Information provided ->
****
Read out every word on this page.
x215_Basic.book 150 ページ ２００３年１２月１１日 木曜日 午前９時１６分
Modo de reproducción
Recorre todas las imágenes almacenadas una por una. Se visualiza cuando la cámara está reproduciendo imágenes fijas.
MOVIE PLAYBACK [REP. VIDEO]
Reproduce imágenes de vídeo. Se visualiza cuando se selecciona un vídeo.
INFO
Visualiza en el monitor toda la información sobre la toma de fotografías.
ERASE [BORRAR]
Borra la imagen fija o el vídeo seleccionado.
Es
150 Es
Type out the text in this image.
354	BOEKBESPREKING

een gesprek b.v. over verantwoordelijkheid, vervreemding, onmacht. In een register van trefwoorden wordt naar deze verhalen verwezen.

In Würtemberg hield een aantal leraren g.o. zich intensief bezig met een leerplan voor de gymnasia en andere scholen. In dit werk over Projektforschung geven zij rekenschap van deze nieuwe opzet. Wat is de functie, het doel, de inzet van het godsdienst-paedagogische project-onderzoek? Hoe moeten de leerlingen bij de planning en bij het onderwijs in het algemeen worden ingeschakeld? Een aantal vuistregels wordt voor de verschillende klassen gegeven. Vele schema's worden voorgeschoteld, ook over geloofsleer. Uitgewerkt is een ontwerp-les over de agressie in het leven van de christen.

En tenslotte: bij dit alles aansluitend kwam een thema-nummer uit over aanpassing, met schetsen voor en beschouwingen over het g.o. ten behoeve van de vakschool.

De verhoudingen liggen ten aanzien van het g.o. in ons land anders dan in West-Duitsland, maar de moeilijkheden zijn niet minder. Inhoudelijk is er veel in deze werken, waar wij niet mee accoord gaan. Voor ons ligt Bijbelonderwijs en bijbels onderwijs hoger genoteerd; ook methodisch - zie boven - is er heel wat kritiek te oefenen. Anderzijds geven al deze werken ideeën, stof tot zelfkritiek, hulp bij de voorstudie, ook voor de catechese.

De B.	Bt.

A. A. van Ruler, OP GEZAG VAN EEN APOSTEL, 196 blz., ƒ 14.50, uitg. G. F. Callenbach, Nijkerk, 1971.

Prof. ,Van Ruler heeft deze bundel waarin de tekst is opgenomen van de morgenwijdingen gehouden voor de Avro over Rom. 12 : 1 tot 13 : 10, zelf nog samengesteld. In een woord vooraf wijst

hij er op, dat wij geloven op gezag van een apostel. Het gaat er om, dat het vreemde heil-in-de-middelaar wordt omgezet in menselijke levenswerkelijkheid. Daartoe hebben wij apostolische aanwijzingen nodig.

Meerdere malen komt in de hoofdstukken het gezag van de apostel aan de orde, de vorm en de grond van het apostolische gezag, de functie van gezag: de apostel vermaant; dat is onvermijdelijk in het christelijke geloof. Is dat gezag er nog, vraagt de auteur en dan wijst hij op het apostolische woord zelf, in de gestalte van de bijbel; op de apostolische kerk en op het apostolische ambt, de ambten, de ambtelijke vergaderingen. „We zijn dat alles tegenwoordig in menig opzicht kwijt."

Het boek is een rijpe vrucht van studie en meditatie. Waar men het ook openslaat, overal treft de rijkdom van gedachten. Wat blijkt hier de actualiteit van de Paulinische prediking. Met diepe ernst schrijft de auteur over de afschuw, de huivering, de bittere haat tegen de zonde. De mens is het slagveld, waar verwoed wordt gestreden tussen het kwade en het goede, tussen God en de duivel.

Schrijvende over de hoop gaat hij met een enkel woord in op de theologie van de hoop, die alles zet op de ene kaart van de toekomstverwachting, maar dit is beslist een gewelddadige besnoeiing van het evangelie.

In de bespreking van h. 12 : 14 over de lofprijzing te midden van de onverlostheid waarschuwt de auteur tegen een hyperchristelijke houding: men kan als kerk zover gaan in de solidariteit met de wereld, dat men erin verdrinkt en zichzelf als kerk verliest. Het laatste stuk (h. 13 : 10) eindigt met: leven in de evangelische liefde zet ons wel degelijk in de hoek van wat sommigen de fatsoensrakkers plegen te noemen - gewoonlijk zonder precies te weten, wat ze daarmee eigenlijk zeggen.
****
Every line of the listing that includes the word "Ruler" forms the answer.

Reply to the task ->
A. A. van Ruler, OP GEZAG VAN EEN APOSTEL, 196 blz., ƒ 14.50, uitg. G. F. Callenbach, Nijkerk, 1971.
Prof. ,Van Ruler heeft deze bundel waarin de tekst is opgenomen van de morgenwijdingen gehouden voor de Avro over Rom. 12 : 1 tot 13 : 10, zelf nog samengesteld. In een woord vooraf wijst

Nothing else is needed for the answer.